**Written request:** Repeat only the lines from the one holding "Read out every word on this page." down to the last line of the listing below, including both of those lines.

**Dataset entries:**

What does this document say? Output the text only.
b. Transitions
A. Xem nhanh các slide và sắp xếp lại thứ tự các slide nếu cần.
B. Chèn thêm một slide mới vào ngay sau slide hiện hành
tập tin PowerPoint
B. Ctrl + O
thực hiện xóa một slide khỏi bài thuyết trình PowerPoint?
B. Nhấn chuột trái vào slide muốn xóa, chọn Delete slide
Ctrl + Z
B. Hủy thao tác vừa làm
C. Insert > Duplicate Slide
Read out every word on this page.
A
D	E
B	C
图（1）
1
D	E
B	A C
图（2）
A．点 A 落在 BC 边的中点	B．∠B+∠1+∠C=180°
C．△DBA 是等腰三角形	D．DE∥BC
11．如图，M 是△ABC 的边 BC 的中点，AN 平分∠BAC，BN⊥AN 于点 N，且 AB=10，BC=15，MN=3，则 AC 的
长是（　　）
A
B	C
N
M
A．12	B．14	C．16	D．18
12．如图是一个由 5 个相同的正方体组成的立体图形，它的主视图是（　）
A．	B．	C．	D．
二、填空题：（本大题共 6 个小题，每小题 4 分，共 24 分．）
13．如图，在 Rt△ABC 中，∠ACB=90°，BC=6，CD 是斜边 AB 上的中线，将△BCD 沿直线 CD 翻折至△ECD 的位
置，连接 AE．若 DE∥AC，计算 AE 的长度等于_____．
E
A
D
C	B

**Response below:**
Read out every word on this page.
A
D	E
B	C
图（1）
1
D	E
B	A C
图（2）
A．点 A 落在 BC 边的中点	B．∠B+∠1+∠C=180°
C．△DBA 是等腰三角形	D．DE∥BC
11．如图，M 是△ABC 的边 BC 的中点，AN 平分∠BAC，BN⊥AN 于点 N，且 AB=10，BC=15，MN=3，则 AC 的
长是（　　）
A
B	C
N
M
A．12	B．14	C．16	D．18
12．如图是一个由 5 个相同的正方体组成的立体图形，它的主视图是（　）
A．	B．	C．	D．
二、填空题：（本大题共 6 个小题，每小题 4 分，共 24 分．）
13．如图，在 Rt△ABC 中，∠ACB=90°，BC=6，CD 是斜边 AB 上的中线，将△BCD 沿直线 CD 翻折至△ECD 的位
置，连接 AE．若 DE∥AC，计算 AE 的长度等于_____．
E
A
D
C	B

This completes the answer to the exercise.